• [GIVEN INSTRUCTION]: Give the count of lines that include the string "bienes". Add nothing to it.

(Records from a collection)
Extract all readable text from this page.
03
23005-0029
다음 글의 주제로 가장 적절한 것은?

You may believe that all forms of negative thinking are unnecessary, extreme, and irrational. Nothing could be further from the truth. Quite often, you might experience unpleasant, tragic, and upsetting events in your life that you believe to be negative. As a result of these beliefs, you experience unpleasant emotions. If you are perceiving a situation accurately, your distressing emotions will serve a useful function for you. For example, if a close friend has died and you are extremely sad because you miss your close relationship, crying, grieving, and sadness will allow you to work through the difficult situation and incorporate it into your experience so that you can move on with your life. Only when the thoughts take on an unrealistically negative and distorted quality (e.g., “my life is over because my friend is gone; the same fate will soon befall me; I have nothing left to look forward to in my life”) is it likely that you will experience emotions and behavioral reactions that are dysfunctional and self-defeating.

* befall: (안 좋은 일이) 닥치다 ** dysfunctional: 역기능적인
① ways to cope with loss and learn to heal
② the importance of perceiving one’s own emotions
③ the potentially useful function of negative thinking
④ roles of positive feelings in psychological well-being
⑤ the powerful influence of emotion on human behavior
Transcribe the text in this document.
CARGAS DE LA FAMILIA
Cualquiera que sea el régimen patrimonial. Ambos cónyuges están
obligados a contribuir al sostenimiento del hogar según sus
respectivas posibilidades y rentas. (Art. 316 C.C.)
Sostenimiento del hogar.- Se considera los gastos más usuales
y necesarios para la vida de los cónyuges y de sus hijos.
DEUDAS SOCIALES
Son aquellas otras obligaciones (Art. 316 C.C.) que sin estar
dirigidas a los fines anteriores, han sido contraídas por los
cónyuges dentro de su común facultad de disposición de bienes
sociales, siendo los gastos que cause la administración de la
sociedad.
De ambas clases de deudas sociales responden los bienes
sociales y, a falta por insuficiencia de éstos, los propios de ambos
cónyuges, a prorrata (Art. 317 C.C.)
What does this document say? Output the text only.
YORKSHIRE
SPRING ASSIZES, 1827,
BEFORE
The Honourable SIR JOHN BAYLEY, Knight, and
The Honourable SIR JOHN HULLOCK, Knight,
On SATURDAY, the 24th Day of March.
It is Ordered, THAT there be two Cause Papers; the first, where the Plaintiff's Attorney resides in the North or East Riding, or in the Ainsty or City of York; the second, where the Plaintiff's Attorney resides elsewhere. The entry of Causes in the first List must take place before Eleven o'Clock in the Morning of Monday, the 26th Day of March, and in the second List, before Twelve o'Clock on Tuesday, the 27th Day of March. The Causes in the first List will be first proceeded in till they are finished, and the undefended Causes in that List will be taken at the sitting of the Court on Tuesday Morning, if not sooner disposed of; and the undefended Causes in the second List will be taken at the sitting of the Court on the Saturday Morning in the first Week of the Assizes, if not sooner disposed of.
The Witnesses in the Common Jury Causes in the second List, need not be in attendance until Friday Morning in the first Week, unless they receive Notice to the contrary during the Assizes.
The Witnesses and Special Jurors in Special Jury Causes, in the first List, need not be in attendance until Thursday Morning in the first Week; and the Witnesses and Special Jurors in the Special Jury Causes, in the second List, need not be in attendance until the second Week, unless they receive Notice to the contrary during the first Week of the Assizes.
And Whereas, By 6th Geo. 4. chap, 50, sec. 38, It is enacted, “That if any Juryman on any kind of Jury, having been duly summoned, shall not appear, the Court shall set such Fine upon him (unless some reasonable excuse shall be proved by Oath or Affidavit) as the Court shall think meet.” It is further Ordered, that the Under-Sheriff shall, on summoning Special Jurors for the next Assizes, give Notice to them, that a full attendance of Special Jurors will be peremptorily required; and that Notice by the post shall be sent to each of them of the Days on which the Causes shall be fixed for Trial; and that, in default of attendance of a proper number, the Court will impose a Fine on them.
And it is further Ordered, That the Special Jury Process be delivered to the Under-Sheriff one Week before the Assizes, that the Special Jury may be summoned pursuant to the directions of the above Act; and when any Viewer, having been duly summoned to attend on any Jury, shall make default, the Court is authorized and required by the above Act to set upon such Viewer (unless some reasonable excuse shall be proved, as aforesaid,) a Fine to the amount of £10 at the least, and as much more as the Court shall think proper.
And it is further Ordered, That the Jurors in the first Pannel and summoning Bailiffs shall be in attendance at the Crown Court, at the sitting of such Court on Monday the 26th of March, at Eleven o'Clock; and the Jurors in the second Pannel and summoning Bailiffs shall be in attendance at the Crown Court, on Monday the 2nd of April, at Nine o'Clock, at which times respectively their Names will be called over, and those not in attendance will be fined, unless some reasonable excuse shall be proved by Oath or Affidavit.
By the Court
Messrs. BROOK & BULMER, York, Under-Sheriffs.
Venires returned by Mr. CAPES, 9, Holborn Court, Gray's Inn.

• [EXPECTED ANSWER]: 2